# Records for the task
════════════════════

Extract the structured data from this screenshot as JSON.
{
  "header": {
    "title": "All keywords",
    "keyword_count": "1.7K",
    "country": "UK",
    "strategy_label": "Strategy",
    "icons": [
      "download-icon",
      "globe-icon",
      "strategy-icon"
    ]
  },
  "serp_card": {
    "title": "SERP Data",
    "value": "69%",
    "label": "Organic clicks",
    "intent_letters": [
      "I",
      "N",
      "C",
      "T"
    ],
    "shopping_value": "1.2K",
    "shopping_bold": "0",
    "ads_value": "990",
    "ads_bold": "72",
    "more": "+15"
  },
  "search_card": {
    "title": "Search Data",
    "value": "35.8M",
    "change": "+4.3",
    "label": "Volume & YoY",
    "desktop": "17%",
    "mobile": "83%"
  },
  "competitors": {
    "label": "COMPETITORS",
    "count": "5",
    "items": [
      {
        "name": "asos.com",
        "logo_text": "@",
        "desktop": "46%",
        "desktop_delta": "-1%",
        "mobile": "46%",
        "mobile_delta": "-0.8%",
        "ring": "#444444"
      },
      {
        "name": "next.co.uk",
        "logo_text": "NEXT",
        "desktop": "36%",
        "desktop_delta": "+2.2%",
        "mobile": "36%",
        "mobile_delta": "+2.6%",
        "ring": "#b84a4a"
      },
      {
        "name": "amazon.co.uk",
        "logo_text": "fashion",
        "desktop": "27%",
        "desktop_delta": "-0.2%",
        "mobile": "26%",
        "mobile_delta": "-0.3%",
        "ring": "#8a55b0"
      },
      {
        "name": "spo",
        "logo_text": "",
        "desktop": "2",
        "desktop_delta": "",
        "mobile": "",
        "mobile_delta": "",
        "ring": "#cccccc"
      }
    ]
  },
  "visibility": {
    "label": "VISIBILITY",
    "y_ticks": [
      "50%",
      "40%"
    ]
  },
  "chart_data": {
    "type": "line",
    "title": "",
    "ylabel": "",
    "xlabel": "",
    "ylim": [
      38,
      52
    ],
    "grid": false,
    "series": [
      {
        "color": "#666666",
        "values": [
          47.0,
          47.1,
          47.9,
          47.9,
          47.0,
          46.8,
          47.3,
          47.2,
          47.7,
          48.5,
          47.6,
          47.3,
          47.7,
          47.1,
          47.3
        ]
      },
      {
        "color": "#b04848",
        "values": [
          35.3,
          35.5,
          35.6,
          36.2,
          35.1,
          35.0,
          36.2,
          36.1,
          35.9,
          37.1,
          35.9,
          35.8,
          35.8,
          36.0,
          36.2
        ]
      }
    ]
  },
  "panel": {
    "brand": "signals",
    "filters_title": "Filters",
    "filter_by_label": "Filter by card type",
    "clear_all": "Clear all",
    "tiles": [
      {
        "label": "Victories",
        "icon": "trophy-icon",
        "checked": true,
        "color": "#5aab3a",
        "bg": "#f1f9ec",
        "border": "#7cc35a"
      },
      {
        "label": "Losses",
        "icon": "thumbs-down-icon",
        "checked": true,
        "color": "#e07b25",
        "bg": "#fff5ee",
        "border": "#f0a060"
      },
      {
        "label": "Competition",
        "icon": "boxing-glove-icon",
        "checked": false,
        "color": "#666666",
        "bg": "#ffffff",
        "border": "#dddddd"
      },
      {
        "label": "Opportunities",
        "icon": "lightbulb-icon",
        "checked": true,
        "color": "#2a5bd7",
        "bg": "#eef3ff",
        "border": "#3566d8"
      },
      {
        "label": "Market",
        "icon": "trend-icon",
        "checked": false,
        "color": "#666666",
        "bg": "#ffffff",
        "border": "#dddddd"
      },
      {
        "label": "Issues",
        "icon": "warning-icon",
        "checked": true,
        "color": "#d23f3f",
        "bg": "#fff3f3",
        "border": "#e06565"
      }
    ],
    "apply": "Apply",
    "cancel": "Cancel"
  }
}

════════════════════

# Written request
Pull every line containing "ring" out of the data above.

# Answer to this task
        "ring": "#444444"
        "ring": "#b84a4a"
        "ring": "#8a55b0"
        "ring": "#cccccc"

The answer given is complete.